WHAT THE TASK ASKS:
Where a line contains the word "corretas", copy that line in full.

Records contained in a dataset:
━━━

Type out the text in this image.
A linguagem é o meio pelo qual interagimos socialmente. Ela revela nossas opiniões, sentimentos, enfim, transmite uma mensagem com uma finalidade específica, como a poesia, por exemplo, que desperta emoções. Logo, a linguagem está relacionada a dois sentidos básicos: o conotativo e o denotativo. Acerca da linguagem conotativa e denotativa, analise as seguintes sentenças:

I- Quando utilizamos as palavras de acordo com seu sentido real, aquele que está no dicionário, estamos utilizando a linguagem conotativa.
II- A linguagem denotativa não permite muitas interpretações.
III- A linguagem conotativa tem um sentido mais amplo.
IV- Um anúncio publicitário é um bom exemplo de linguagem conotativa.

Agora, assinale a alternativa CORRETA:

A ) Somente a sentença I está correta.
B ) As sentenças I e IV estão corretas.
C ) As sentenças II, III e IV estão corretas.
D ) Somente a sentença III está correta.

━━━

TASK RESPONSE:
B ) As sentenças I e IV estão corretas.
C ) As sentenças II, III e IV estão corretas.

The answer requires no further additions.